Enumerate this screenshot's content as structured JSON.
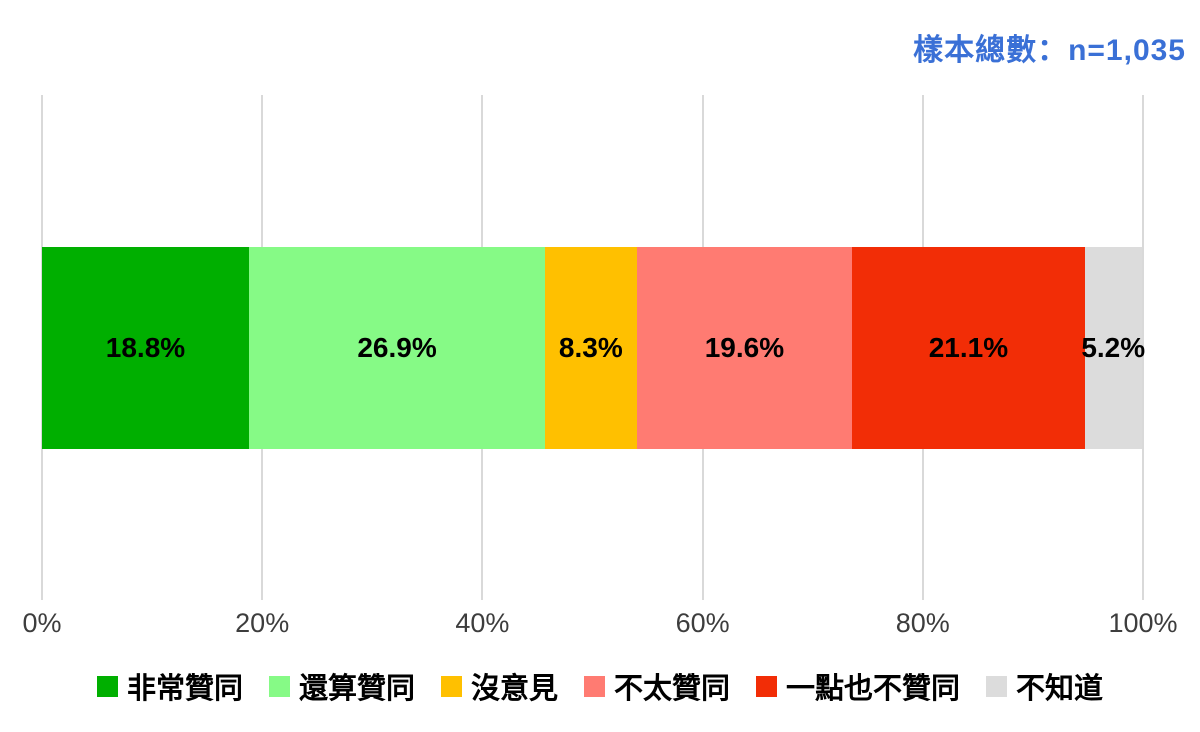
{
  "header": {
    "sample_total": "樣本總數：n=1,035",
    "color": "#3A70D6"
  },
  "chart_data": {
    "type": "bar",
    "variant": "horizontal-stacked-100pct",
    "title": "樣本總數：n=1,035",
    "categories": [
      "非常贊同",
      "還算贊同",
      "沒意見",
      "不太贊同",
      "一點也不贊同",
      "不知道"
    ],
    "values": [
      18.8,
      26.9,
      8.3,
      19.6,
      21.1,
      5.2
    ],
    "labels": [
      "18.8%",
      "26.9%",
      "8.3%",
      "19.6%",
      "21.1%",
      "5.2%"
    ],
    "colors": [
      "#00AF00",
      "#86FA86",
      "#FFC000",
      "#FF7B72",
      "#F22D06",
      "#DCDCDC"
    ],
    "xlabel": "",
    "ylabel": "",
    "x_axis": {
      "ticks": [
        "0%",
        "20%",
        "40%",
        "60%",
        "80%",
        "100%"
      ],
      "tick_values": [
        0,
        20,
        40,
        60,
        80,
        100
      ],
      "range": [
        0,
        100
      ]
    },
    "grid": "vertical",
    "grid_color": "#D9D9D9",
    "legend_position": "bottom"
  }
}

= INSTRUCTIONS FOR THE TASK =
Select every line of the records holding the string "樣本總數".

= REPLY =
    "sample_total": "樣本總數：n=1,035",
    "title": "樣本總數：n=1,035",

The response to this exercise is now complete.